# [Objective]
Count how many lines include "Mango" and answer with that number only.

--- BEGIN Supplied records ---

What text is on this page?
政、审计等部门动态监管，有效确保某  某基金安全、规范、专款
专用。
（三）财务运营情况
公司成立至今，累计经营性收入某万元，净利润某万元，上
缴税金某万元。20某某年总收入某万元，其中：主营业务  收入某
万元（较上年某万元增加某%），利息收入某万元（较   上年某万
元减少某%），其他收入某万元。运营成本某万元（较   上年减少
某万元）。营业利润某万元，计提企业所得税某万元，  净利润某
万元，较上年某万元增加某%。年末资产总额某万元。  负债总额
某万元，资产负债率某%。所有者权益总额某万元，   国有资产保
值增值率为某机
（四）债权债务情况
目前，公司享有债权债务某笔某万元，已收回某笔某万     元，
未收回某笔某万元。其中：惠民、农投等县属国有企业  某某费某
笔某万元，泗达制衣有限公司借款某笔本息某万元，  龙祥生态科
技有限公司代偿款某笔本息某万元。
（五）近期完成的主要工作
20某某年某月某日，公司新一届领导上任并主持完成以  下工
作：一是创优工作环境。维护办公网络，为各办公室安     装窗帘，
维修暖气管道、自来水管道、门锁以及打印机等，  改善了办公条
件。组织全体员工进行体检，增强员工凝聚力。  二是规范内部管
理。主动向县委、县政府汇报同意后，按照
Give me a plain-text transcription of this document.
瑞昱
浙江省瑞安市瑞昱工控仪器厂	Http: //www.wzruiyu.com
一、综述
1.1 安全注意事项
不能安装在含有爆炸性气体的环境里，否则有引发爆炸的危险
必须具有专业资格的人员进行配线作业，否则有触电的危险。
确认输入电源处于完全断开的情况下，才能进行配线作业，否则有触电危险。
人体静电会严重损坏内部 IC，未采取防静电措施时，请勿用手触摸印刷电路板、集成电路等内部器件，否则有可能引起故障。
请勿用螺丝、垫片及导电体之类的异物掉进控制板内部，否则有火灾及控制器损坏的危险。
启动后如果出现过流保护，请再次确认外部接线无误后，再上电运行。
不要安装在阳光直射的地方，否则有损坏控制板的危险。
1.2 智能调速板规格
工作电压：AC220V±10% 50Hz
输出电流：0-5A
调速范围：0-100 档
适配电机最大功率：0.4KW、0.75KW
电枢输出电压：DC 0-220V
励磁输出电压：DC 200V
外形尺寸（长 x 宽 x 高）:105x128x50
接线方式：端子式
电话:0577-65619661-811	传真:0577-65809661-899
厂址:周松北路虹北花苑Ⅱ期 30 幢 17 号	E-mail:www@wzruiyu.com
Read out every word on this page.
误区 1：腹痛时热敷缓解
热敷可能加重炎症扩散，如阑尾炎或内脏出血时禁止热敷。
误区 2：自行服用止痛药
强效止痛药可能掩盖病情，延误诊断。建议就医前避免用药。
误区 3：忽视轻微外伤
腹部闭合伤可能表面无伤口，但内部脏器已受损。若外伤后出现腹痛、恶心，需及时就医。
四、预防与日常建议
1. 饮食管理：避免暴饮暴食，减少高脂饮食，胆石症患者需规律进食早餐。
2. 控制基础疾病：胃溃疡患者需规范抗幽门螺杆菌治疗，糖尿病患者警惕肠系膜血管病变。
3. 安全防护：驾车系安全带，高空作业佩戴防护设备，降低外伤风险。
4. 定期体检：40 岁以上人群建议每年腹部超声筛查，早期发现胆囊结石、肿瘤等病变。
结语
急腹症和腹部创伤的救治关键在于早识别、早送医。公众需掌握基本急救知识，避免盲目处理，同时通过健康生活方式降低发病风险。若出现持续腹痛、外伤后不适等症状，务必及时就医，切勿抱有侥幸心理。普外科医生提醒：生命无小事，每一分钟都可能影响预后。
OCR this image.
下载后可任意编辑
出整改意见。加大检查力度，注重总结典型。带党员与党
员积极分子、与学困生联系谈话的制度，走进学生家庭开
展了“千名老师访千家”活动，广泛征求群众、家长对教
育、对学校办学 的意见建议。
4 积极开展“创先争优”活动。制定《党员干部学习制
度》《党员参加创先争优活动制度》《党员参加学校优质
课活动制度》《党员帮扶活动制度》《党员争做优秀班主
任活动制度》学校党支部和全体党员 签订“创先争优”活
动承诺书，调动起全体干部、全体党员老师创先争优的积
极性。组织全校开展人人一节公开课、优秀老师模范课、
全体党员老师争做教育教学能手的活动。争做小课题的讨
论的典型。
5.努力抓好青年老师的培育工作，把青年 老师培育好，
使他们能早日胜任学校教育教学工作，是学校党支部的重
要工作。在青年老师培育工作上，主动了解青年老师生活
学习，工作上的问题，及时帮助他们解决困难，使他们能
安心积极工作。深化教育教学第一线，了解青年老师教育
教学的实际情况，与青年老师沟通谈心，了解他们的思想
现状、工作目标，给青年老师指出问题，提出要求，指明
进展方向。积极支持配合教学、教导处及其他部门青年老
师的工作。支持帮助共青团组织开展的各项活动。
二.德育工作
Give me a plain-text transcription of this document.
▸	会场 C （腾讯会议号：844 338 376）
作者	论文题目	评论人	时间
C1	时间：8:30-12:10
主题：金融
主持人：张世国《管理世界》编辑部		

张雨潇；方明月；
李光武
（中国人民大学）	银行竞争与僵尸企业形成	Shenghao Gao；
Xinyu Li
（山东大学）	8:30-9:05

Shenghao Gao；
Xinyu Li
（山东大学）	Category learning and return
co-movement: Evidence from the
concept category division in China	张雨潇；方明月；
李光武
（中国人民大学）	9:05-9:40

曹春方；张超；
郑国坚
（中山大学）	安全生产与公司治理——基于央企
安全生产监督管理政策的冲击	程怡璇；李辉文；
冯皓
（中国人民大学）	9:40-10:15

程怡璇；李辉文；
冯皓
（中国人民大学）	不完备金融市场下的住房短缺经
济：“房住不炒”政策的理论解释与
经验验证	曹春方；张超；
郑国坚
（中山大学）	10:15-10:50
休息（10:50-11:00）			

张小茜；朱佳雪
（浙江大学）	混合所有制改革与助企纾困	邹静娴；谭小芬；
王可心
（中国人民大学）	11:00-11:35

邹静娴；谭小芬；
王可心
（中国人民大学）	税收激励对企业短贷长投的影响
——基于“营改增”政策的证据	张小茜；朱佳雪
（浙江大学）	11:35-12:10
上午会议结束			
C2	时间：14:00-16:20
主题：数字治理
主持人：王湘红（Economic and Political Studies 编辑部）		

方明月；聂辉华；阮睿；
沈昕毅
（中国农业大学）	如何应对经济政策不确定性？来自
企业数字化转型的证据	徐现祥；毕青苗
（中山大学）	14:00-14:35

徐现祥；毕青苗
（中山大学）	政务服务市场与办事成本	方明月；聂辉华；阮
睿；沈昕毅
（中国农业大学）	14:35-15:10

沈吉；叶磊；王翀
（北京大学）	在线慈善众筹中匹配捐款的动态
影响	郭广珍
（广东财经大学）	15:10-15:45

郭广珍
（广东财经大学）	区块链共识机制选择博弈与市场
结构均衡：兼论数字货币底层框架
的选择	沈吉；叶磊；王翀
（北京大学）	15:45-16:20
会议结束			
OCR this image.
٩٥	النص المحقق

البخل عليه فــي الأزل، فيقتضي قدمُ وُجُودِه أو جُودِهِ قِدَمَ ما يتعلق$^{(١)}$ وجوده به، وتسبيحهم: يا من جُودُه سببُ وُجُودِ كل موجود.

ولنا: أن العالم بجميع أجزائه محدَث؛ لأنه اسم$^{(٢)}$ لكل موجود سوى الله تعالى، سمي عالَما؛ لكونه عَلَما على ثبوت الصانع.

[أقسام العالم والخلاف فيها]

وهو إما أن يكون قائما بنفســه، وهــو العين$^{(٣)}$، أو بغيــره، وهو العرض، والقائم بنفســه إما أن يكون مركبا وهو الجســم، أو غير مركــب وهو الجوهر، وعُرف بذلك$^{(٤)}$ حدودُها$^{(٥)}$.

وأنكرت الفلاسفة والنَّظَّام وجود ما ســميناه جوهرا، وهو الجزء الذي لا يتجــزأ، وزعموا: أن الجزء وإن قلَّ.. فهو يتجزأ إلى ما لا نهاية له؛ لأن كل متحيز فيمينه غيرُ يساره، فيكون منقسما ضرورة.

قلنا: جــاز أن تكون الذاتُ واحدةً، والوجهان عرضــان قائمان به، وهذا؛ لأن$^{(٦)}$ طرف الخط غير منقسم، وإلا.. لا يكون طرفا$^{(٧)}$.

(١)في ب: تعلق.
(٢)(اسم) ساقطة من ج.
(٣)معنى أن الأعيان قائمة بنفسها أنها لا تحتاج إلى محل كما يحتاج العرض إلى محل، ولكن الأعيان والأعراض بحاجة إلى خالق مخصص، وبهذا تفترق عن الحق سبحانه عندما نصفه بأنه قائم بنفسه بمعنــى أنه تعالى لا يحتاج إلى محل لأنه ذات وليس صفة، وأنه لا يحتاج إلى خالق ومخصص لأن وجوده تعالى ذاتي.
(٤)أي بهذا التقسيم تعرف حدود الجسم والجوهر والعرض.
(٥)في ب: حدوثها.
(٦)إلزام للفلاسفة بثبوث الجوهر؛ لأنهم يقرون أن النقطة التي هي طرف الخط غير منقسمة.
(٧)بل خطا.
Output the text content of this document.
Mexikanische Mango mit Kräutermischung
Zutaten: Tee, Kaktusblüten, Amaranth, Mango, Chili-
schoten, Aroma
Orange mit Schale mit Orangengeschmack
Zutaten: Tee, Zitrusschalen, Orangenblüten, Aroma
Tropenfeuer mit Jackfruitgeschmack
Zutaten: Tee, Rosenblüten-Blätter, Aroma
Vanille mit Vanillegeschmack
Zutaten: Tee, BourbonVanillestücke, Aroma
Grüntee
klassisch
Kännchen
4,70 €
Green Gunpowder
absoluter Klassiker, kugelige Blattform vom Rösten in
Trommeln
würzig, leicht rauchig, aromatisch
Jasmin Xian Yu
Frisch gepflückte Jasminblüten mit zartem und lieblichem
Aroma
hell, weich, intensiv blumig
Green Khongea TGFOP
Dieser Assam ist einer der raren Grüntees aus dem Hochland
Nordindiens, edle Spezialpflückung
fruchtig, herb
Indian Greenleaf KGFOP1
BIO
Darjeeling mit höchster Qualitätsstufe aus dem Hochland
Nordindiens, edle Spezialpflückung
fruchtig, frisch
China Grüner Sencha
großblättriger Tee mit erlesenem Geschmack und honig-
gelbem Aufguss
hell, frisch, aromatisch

--- END Supplied records ---

# [Complete response]
2